--- Prompt ---
Give every line back verbatim, dropping all images.

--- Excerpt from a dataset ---
· · · ·
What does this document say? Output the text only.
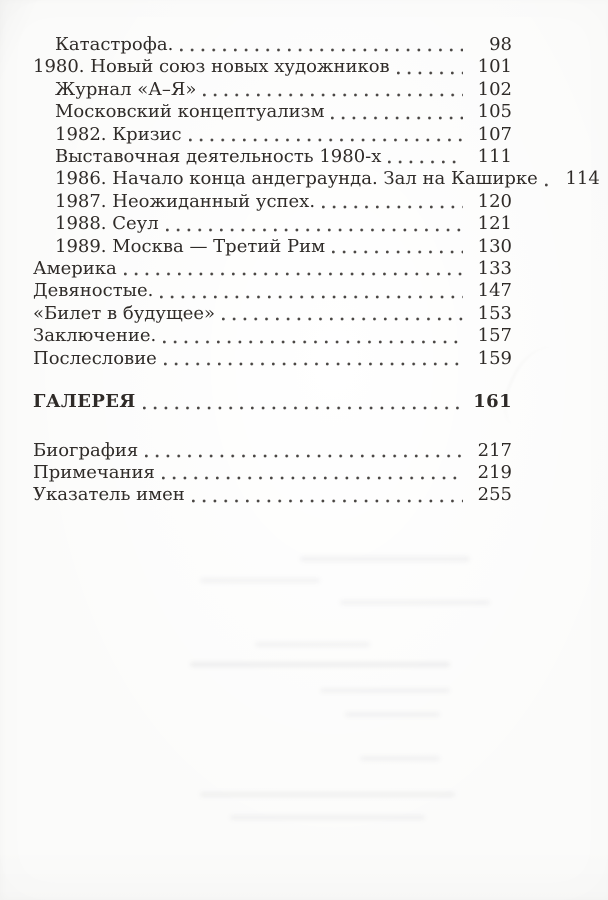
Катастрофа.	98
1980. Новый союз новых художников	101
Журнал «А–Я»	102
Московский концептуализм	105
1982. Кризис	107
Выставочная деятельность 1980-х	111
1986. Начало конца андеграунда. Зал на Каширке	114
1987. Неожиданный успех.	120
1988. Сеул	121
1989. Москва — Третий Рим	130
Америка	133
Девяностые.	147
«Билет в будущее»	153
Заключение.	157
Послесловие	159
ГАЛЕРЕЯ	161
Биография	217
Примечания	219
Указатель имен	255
· · · ·
--- Output for this task ---
What does this document say? Output the text only.
Катастрофа.	98
1980. Новый союз новых художников	101
Журнал «А–Я»	102
Московский концептуализм	105
1982. Кризис	107
Выставочная деятельность 1980-х	111
1986. Начало конца андеграунда. Зал на Каширке	114
1987. Неожиданный успех.	120
1988. Сеул	121
1989. Москва — Третий Рим	130
Америка	133
Девяностые.	147
«Билет в будущее»	153
Заключение.	157
Послесловие	159
ГАЛЕРЕЯ	161
Биография	217
Примечания	219
Указатель имен	255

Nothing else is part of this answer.